Dataset records:

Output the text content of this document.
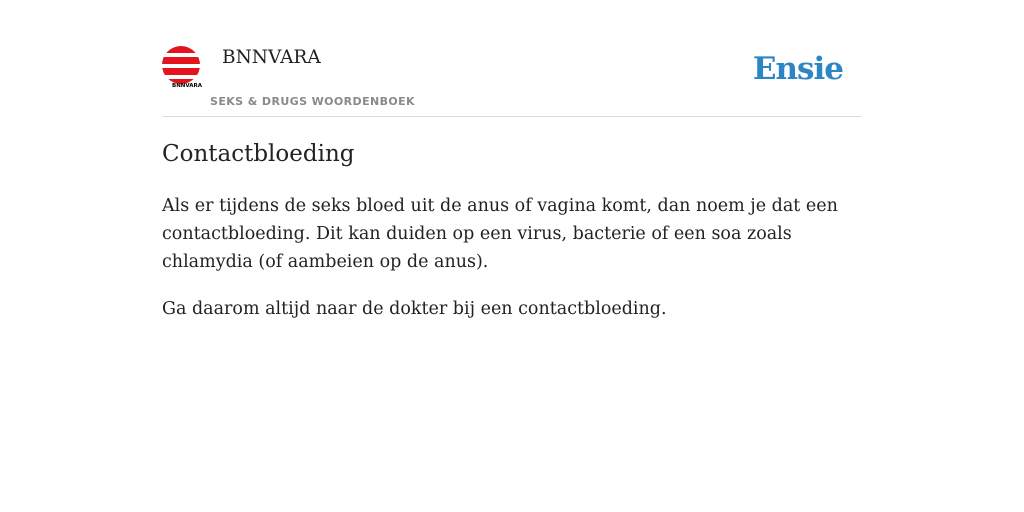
BNNVARA
BNNVARA
SEKS & DRUGS WOORDENBOEK
Ensie
Contactbloeding

Als er tijdens de seks bloed uit de anus of vagina komt, dan noem je dat een contactbloeding. Dit kan duiden op een virus, bacterie of een soa zoals chlamydia (of aambeien op de anus).

Ga daarom altijd naar de dokter bij een contactbloeding.
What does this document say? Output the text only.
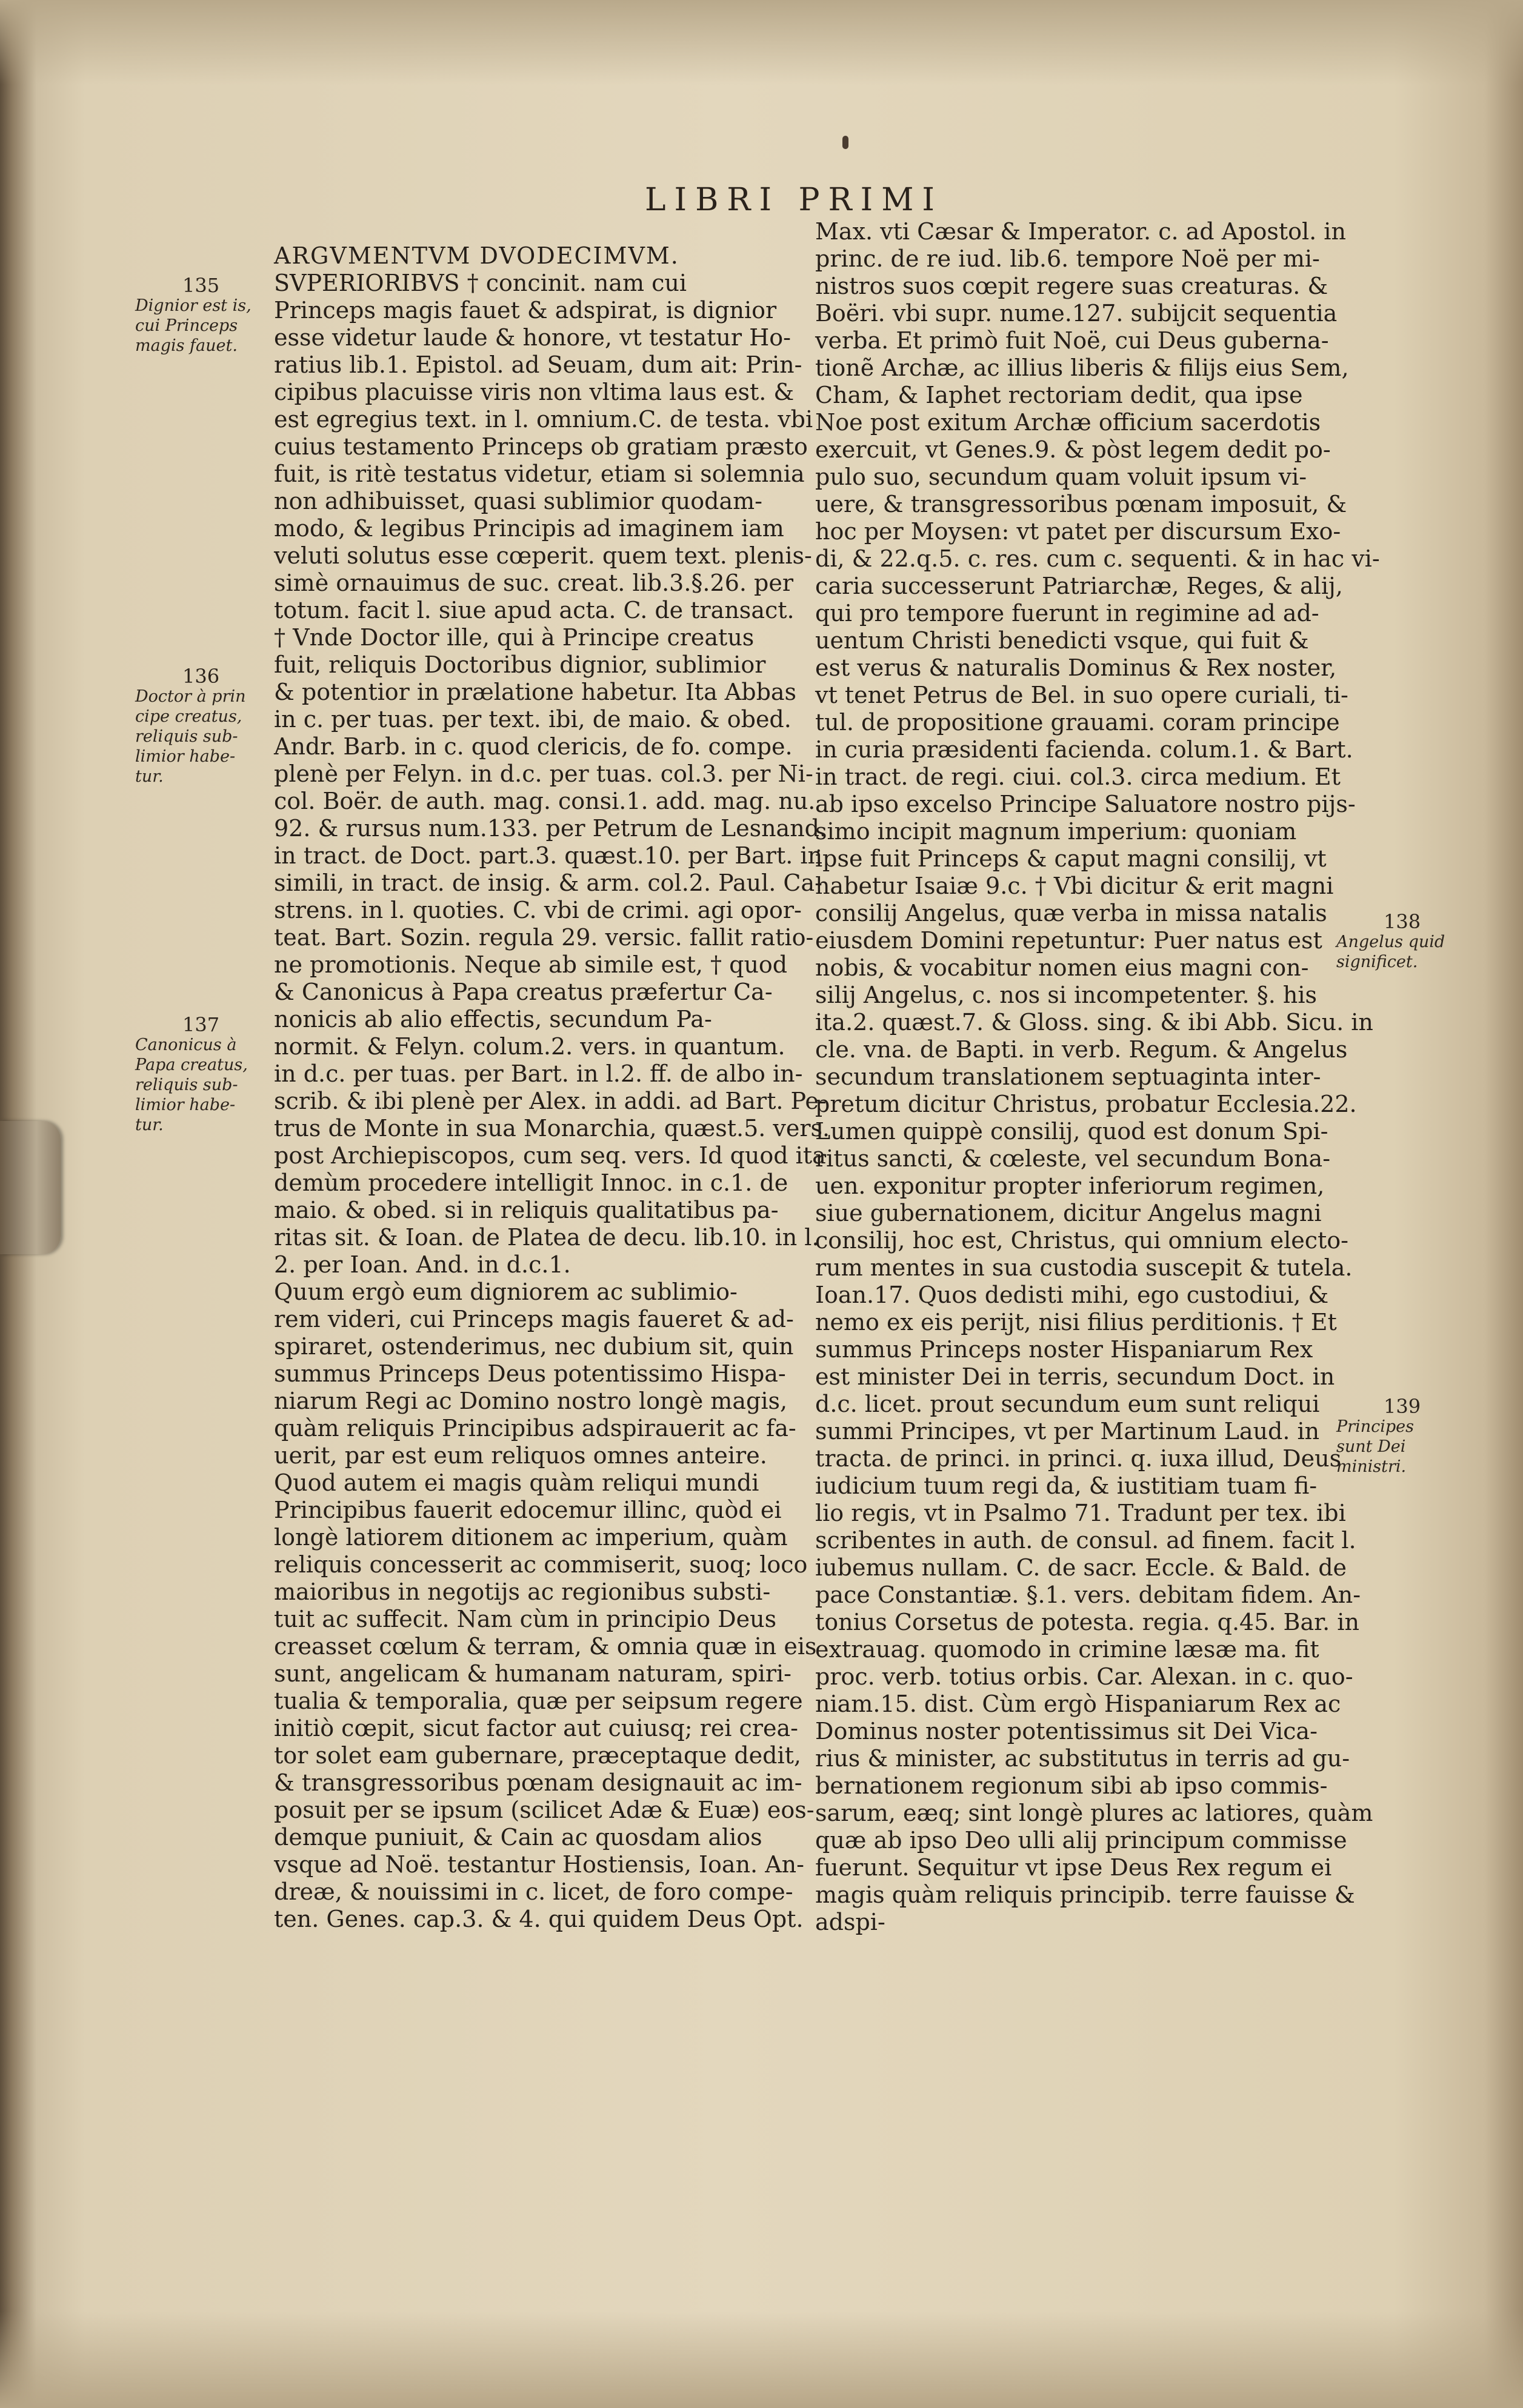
LIBRI PRIMI
ARGVMENTVM DVODECIMVM.
SVPERIORIBVS † concinit. nam cui
Princeps magis fauet & adspirat, is dignior
esse videtur laude & honore, vt testatur Ho-
ratius lib.1. Epistol. ad Seuam, dum ait: Prin-
cipibus placuisse viris non vltima laus est. &
est egregius text. in l. omnium.C. de testa. vbi
cuius testamento Princeps ob gratiam præsto
fuit, is ritè testatus videtur, etiam si solemnia
non adhibuisset, quasi sublimior quodam-
modo, & legibus Principis ad imaginem iam
veluti solutus esse cœperit. quem text. plenis-
simè ornauimus de suc. creat. lib.3.§.26. per
totum. facit l. siue apud acta. C. de transact.
† Vnde Doctor ille, qui à Principe creatus
fuit, reliquis Doctoribus dignior, sublimior
& potentior in prælatione habetur. Ita Abbas
in c. per tuas. per text. ibi, de maio. & obed.
Andr. Barb. in c. quod clericis, de fo. compe.
plenè per Felyn. in d.c. per tuas. col.3. per Ni-
col. Boër. de auth. mag. consi.1. add. mag. nu.
92. & rursus num.133. per Petrum de Lesnand.
in tract. de Doct. part.3. quæst.10. per Bart. in
simili, in tract. de insig. & arm. col.2. Paul. Ca-
strens. in l. quoties. C. vbi de crimi. agi opor-
teat. Bart. Sozin. regula 29. versic. fallit ratio-
ne promotionis. Neque ab simile est, † quod
& Canonicus à Papa creatus præfertur Ca-
nonicis ab alio effectis, secundum Pa-
normit. & Felyn. colum.2. vers. in quantum.
in d.c. per tuas. per Bart. in l.2. ff. de albo in-
scrib. & ibi plenè per Alex. in addi. ad Bart. Pe-
trus de Monte in sua Monarchia, quæst.5. vers.
post Archiepiscopos, cum seq. vers. Id quod ita
demùm procedere intelligit Innoc. in c.1. de
maio. & obed. si in reliquis qualitatibus pa-
ritas sit. & Ioan. de Platea de decu. lib.10. in l.
2. per Ioan. And. in d.c.1.
Quum ergò eum digniorem ac sublimio-
rem videri, cui Princeps magis faueret & ad-
spiraret, ostenderimus, nec dubium sit, quin
summus Princeps Deus potentissimo Hispa-
niarum Regi ac Domino nostro longè magis,
quàm reliquis Principibus adspirauerit ac fa-
uerit, par est eum reliquos omnes anteire.
Quod autem ei magis quàm reliqui mundi
Principibus fauerit edocemur illinc, quòd ei
longè latiorem ditionem ac imperium, quàm
reliquis concesserit ac commiserit, suoq; loco
maioribus in negotijs ac regionibus substi-
tuit ac suffecit. Nam cùm in principio Deus
creasset cœlum & terram, & omnia quæ in eis
sunt, angelicam & humanam naturam, spiri-
tualia & temporalia, quæ per seipsum regere
initiò cœpit, sicut factor aut cuiusq; rei crea-
tor solet eam gubernare, præceptaque dedit,
& transgressoribus pœnam designauit ac im-
posuit per se ipsum (scilicet Adæ & Euæ) eos-
demque puniuit, & Cain ac quosdam alios
vsque ad Noë. testantur Hostiensis, Ioan. An-
dreæ, & nouissimi in c. licet, de foro compe-
ten. Genes. cap.3. & 4. qui quidem Deus Opt.
Max. vti Cæsar & Imperator. c. ad Apostol. in
princ. de re iud. lib.6. tempore Noë per mi-
nistros suos cœpit regere suas creaturas. &
Boëri. vbi supr. nume.127. subijcit sequentia
verba. Et primò fuit Noë, cui Deus guberna-
tionẽ Archæ, ac illius liberis & filijs eius Sem,
Cham, & Iaphet rectoriam dedit, qua ipse
Noe post exitum Archæ officium sacerdotis
exercuit, vt Genes.9. & pòst legem dedit po-
pulo suo, secundum quam voluit ipsum vi-
uere, & transgressoribus pœnam imposuit, &
hoc per Moysen: vt patet per discursum Exo-
di, & 22.q.5. c. res. cum c. sequenti. & in hac vi-
caria successerunt Patriarchæ, Reges, & alij,
qui pro tempore fuerunt in regimine ad ad-
uentum Christi benedicti vsque, qui fuit &
est verus & naturalis Dominus & Rex noster,
vt tenet Petrus de Bel. in suo opere curiali, ti-
tul. de propositione grauami. coram principe
in curia præsidenti facienda. colum.1. & Bart.
in tract. de regi. ciui. col.3. circa medium. Et
ab ipso excelso Principe Saluatore nostro pijs-
simo incipit magnum imperium: quoniam
ipse fuit Princeps & caput magni consilij, vt
habetur Isaiæ 9.c. † Vbi dicitur & erit magni
consilij Angelus, quæ verba in missa natalis
eiusdem Domini repetuntur: Puer natus est
nobis, & vocabitur nomen eius magni con-
silij Angelus, c. nos si incompetenter. §. his
ita.2. quæst.7. & Gloss. sing. & ibi Abb. Sicu. in
cle. vna. de Bapti. in verb. Regum. & Angelus
secundum translationem septuaginta inter-
pretum dicitur Christus, probatur Ecclesia.22.
Lumen quippè consilij, quod est donum Spi-
ritus sancti, & cœleste, vel secundum Bona-
uen. exponitur propter inferiorum regimen,
siue gubernationem, dicitur Angelus magni
consilij, hoc est, Christus, qui omnium electo-
rum mentes in sua custodia suscepit & tutela.
Ioan.17. Quos dedisti mihi, ego custodiui, &
nemo ex eis perijt, nisi filius perditionis. † Et
summus Princeps noster Hispaniarum Rex
est minister Dei in terris, secundum Doct. in
d.c. licet. prout secundum eum sunt reliqui
summi Principes, vt per Martinum Laud. in
tracta. de princi. in princi. q. iuxa illud, Deus
iudicium tuum regi da, & iustitiam tuam fi-
lio regis, vt in Psalmo 71. Tradunt per tex. ibi
scribentes in auth. de consul. ad finem. facit l.
iubemus nullam. C. de sacr. Eccle. & Bald. de
pace Constantiæ. §.1. vers. debitam fidem. An-
tonius Corsetus de potesta. regia. q.45. Bar. in
extrauag. quomodo in crimine læsæ ma. fit
proc. verb. totius orbis. Car. Alexan. in c. quo-
niam.15. dist. Cùm ergò Hispaniarum Rex ac
Dominus noster potentissimus sit Dei Vica-
rius & minister, ac substitutus in terris ad gu-
bernationem regionum sibi ab ipso commis-
sarum, eæq; sint longè plures ac latiores, quàm
quæ ab ipso Deo ulli alij principum commisse
fuerunt. Sequitur vt ipse Deus Rex regum ei
magis quàm reliquis principib. terre fauisse &
adspi-
135
Dignior est is,
cui Princeps
magis fauet.
136
Doctor à prin
cipe creatus,
reliquis sub-
limior habe-
tur.
137
Canonicus à
Papa creatus,
reliquis sub-
limior habe-
tur.
138
Angelus quid
significet.
139
Principes
sunt Dei
ministri.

Work request: Copy the lines that hold the word "this". Take them from the records above.

Task response:
Output the text content of this document.
What does this document say? Output the text only.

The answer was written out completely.